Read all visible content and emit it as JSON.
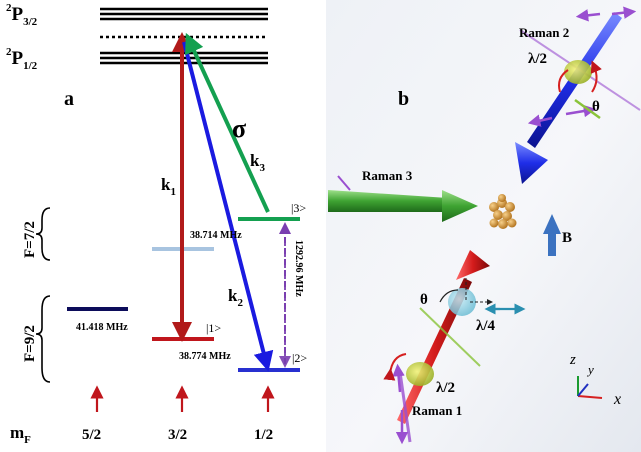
{
  "panel_a": {
    "label": "a",
    "states": {
      "p32_super": "2",
      "p32_base": "P",
      "p32_sub": "3/2",
      "p12_super": "2",
      "p12_base": "P",
      "p12_sub": "1/2"
    },
    "manifolds": {
      "f72": "F=7/2",
      "f92": "F=9/2"
    },
    "beams": {
      "k1_base": "k",
      "k1_sub": "1",
      "k2_base": "k",
      "k2_sub": "2",
      "k3_base": "k",
      "k3_sub": "3",
      "sigma": "σ"
    },
    "kets": {
      "ket1": "|1>",
      "ket2": "|2>",
      "ket3": "|3>"
    },
    "frequencies": {
      "f1": "38.714 MHz",
      "f2": "41.418 MHz",
      "f3": "38.774 MHz",
      "f4": "1292.96 MHz"
    },
    "mf_axis": {
      "label_base": "m",
      "label_sub": "F",
      "values": [
        "5/2",
        "3/2",
        "1/2"
      ]
    },
    "colors": {
      "k1": "#b11a1a",
      "k2": "#1a1ae0",
      "k3": "#14a050",
      "dashed": "#7a3fb0",
      "level_navy": "#0c0c5a",
      "level_red": "#c0161c",
      "level_blue": "#2830d0",
      "level_lightblue": "#a8c4e0",
      "level_green": "#14a050"
    }
  },
  "panel_b": {
    "label": "b",
    "raman1": "Raman 1",
    "raman2": "Raman 2",
    "raman3": "Raman 3",
    "half_wave_top": "λ/2",
    "half_wave_bottom": "λ/2",
    "quarter_wave": "λ/4",
    "theta_top": "θ",
    "theta_bottom": "θ",
    "field": "B",
    "axis_z": "z",
    "axis_y": "y",
    "axis_x": "x"
  }
}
_____
### The exercise
Word for word, quote the lines above. Omit the pictures.

### Solution for this task
Read all visible content and emit it as JSON.
{
  "panel_a": {
    "label": "a",
    "states": {
      "p32_super": "2",
      "p32_base": "P",
      "p32_sub": "3/2",
      "p12_super": "2",
      "p12_base": "P",
      "p12_sub": "1/2"
    },
    "manifolds": {
      "f72": "F=7/2",
      "f92": "F=9/2"
    },
    "beams": {
      "k1_base": "k",
      "k1_sub": "1",
      "k2_base": "k",
      "k2_sub": "2",
      "k3_base": "k",
      "k3_sub": "3",
      "sigma": "σ"
    },
    "kets": {
      "ket1": "|1>",
      "ket2": "|2>",
      "ket3": "|3>"
    },
    "frequencies": {
      "f1": "38.714 MHz",
      "f2": "41.418 MHz",
      "f3": "38.774 MHz",
      "f4": "1292.96 MHz"
    },
    "mf_axis": {
      "label_base": "m",
      "label_sub": "F",
      "values": [
        "5/2",
        "3/2",
        "1/2"
      ]
    },
    "colors": {
      "k1": "#b11a1a",
      "k2": "#1a1ae0",
      "k3": "#14a050",
      "dashed": "#7a3fb0",
      "level_navy": "#0c0c5a",
      "level_red": "#c0161c",
      "level_blue": "#2830d0",
      "level_lightblue": "#a8c4e0",
      "level_green": "#14a050"
    }
  },
  "panel_b": {
    "label": "b",
    "raman1": "Raman 1",
    "raman2": "Raman 2",
    "raman3": "Raman 3",
    "half_wave_top": "λ/2",
    "half_wave_bottom": "λ/2",
    "quarter_wave": "λ/4",
    "theta_top": "θ",
    "theta_bottom": "θ",
    "field": "B",
    "axis_z": "z",
    "axis_y": "y",
    "axis_x": "x"
  }
}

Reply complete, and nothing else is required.